* Exercise requirements:
Identify the lines that contain the string "counts" and report only how many there are.

= = = =

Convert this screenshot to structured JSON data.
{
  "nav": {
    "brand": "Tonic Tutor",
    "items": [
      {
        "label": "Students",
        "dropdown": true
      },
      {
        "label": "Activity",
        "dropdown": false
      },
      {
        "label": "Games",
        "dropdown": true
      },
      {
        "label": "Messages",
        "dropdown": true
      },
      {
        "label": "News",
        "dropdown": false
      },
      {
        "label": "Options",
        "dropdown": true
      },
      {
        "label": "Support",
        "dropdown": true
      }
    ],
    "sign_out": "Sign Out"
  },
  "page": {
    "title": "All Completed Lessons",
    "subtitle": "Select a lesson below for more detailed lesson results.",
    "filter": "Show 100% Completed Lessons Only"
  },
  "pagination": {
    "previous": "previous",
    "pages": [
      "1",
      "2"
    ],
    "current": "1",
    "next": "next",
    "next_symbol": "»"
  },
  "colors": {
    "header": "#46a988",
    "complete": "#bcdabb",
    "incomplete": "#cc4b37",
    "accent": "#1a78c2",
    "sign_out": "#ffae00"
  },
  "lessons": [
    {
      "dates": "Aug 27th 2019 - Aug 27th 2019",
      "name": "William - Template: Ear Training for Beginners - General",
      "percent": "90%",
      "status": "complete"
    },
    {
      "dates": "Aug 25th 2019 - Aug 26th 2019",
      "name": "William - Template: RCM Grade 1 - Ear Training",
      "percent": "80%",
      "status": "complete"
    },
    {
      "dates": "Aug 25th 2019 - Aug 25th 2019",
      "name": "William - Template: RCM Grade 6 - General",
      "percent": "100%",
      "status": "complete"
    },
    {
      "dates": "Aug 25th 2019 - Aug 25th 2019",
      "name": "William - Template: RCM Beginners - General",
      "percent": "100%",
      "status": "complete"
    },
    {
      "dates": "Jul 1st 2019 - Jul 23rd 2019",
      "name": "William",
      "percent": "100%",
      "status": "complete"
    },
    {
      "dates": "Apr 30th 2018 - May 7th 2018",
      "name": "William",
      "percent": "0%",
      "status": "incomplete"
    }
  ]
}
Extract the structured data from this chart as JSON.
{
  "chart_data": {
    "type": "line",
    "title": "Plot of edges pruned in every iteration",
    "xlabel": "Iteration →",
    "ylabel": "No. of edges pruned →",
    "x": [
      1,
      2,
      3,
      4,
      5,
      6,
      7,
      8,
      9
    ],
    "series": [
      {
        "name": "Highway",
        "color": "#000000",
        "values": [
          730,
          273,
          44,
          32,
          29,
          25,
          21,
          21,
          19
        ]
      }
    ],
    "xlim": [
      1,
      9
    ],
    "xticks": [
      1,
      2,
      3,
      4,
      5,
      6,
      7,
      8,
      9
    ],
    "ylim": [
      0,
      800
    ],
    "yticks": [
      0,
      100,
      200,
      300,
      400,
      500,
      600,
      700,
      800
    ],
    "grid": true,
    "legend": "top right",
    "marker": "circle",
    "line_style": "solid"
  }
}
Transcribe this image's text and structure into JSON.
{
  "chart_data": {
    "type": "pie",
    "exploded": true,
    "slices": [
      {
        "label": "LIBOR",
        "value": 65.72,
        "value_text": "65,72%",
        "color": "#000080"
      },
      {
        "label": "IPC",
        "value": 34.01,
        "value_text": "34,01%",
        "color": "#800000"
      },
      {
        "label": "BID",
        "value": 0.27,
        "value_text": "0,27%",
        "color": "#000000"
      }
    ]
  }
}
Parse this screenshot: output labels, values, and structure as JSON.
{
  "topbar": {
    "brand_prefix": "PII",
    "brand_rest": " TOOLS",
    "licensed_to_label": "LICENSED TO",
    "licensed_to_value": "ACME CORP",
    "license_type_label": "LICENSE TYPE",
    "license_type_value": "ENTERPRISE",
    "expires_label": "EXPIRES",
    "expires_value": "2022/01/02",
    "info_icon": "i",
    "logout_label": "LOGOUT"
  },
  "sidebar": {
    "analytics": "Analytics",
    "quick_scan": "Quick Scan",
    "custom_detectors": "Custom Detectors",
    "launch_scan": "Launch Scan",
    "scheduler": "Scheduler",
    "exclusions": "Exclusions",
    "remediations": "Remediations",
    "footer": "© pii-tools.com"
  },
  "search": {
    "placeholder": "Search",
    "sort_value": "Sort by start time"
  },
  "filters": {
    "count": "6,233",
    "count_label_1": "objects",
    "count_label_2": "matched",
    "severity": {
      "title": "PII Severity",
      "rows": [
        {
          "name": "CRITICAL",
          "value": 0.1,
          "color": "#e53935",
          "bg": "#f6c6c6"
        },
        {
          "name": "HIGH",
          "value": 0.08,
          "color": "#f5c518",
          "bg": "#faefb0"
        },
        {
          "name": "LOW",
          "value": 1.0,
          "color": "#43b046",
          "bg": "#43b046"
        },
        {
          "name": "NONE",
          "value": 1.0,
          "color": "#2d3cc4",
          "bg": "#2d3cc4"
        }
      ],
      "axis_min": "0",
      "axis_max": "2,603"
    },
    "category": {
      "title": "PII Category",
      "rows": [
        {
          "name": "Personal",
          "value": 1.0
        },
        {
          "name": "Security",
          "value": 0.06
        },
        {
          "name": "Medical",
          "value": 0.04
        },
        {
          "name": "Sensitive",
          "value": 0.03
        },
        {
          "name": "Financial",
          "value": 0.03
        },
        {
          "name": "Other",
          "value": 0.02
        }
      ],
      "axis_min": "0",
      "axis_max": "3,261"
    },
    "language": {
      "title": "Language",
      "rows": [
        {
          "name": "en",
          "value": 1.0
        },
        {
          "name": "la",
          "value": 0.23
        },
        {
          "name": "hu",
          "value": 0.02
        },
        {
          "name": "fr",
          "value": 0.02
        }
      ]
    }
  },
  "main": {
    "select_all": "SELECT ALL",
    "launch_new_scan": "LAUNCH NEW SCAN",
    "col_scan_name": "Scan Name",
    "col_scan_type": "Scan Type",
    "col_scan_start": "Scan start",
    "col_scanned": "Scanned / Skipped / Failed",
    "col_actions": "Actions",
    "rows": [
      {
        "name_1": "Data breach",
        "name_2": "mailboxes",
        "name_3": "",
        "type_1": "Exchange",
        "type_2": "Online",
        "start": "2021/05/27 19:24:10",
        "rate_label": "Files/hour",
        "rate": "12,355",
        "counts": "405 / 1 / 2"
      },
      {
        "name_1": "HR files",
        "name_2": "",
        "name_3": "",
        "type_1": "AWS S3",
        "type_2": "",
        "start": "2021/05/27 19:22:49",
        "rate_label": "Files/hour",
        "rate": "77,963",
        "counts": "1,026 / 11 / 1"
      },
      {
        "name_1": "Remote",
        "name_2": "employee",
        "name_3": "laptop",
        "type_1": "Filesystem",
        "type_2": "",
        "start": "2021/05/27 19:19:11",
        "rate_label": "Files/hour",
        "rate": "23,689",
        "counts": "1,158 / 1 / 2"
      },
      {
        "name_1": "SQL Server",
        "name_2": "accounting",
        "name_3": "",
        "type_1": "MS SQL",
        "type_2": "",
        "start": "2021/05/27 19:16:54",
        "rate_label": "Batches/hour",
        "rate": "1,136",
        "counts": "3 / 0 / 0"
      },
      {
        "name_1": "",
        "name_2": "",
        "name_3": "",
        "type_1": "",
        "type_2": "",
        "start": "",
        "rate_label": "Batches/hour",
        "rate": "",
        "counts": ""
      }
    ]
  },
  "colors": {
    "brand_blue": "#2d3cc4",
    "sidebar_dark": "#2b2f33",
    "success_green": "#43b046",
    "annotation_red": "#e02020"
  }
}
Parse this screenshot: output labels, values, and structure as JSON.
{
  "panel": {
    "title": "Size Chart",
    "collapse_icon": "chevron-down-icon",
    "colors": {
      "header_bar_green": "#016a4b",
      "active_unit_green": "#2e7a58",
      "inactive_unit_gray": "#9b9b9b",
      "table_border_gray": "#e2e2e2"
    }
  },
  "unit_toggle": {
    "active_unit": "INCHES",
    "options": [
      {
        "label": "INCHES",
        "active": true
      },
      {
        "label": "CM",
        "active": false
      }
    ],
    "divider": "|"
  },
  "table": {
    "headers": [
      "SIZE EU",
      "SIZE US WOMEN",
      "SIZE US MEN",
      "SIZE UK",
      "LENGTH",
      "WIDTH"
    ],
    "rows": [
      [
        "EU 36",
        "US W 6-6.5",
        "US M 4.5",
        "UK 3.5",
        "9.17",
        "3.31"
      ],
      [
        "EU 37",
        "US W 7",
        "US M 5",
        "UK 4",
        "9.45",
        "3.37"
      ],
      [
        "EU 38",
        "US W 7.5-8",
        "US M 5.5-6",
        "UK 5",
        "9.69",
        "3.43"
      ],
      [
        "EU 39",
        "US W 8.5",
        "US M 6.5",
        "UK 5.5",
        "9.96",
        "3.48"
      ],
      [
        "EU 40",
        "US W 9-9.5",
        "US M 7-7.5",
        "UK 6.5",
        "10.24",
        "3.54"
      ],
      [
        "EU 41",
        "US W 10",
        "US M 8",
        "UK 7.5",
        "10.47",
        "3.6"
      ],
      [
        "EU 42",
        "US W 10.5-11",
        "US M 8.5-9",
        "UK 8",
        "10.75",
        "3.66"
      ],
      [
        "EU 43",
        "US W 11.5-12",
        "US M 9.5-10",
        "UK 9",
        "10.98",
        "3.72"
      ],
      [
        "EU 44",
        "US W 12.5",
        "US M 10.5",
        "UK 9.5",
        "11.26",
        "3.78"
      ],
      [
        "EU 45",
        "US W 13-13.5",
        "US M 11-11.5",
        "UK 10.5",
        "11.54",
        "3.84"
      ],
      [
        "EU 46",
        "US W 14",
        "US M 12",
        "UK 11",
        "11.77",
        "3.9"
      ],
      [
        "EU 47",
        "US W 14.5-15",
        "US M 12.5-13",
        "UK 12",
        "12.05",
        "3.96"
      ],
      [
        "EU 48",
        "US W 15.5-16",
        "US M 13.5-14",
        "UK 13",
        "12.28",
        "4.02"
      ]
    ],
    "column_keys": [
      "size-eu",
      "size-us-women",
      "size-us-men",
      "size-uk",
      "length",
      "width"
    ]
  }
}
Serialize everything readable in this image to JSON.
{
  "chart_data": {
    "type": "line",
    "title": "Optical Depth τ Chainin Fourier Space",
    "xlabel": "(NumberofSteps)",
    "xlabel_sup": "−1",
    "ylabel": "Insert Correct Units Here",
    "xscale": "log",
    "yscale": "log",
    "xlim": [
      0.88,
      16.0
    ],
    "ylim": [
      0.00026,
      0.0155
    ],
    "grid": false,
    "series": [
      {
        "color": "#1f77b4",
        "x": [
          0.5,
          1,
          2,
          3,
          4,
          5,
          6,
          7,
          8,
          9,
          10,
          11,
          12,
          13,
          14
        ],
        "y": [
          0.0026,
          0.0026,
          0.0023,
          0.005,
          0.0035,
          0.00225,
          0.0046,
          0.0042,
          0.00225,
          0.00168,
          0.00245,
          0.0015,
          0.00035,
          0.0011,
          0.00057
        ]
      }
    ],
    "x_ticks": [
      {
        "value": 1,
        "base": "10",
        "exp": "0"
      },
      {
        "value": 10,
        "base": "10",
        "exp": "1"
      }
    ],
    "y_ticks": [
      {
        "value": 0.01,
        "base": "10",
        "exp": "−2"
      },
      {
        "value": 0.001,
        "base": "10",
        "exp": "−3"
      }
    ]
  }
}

= = = =

* Answer to this exercise:
5